▸ Written task: Go through the listing and pick out each line with the word "Plot" in it.

▸ Extracted data:
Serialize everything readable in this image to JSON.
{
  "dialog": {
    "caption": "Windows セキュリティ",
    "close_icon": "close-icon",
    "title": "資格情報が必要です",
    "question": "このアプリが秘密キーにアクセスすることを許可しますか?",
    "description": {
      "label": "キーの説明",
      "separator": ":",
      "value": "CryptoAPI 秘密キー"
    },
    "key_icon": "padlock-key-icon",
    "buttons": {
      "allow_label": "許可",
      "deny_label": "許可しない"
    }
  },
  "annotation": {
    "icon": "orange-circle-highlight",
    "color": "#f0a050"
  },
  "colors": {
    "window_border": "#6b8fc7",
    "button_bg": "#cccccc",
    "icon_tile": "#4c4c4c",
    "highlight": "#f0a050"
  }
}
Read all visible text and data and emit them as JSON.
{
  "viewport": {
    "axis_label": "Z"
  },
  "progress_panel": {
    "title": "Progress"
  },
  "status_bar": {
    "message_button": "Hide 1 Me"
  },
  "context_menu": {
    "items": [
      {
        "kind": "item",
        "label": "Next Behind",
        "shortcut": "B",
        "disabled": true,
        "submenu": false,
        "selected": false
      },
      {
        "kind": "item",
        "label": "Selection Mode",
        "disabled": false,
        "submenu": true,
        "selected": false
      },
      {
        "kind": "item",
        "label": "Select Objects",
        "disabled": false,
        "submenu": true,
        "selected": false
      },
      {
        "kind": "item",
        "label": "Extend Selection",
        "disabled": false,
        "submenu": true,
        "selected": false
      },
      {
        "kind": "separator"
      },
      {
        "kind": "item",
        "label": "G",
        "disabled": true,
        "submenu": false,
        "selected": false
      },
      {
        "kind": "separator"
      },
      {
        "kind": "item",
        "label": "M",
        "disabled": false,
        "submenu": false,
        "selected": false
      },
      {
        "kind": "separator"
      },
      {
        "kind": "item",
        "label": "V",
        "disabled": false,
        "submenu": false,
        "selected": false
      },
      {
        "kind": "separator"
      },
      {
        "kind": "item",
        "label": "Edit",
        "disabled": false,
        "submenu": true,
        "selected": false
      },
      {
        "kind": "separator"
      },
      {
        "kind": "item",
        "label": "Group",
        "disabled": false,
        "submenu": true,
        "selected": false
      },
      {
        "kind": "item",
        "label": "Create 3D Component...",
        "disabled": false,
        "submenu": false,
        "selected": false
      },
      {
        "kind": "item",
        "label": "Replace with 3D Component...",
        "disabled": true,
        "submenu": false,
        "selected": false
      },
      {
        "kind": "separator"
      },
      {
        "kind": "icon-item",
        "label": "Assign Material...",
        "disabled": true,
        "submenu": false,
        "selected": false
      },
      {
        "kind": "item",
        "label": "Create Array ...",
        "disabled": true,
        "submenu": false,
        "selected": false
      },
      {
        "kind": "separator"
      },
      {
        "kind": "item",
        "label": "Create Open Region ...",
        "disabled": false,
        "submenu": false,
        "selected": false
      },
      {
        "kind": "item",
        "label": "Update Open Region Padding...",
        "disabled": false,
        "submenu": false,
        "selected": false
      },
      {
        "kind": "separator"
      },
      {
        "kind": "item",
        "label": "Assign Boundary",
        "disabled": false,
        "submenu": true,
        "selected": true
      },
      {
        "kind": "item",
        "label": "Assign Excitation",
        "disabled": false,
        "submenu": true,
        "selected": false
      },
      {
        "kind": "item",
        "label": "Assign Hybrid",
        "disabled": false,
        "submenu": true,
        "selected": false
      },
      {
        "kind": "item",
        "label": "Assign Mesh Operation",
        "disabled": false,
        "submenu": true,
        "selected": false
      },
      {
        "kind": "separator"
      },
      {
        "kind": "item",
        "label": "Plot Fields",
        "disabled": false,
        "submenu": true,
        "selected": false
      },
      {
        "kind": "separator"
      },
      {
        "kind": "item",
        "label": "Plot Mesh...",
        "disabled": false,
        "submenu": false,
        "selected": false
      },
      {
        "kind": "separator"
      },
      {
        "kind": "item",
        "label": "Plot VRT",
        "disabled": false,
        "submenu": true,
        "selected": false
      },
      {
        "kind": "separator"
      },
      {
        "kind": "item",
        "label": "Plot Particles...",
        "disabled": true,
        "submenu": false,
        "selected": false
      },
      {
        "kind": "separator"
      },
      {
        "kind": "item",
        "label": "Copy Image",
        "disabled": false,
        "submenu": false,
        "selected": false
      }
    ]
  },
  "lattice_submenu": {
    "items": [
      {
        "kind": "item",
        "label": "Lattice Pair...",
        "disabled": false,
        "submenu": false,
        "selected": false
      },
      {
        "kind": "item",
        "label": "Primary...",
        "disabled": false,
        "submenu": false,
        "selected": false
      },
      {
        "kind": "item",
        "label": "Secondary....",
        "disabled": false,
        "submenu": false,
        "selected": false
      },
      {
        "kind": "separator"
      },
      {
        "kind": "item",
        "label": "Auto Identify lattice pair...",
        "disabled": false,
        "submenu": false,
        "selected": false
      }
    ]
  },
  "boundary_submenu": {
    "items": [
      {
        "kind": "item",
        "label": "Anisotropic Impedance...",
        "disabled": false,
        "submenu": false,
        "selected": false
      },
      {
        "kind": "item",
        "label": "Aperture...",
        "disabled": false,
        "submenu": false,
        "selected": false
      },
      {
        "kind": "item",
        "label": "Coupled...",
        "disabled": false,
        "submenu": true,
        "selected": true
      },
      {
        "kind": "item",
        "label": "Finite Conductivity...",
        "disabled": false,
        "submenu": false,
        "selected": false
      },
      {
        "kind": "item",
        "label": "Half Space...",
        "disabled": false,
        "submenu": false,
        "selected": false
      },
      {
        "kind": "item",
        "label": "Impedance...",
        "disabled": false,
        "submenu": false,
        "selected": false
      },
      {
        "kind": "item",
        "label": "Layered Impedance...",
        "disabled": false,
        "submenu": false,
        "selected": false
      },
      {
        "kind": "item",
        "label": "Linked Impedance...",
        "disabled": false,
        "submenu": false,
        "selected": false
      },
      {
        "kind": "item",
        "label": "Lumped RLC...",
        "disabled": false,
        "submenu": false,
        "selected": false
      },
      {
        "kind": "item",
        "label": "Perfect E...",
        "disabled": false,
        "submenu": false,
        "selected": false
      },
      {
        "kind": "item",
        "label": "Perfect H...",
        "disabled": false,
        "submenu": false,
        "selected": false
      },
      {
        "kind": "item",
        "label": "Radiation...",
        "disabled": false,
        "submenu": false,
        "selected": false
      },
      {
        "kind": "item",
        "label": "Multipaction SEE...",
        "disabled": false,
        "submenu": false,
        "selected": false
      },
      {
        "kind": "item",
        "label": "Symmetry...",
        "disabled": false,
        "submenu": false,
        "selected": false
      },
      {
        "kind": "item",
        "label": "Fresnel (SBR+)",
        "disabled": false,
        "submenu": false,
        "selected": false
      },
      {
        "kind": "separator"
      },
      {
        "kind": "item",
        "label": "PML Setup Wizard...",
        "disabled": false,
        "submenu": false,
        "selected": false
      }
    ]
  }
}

▸ Worked answer:
        "label": "Plot Fields",
        "label": "Plot Mesh...",
        "label": "Plot VRT",
        "label": "Plot Particles...",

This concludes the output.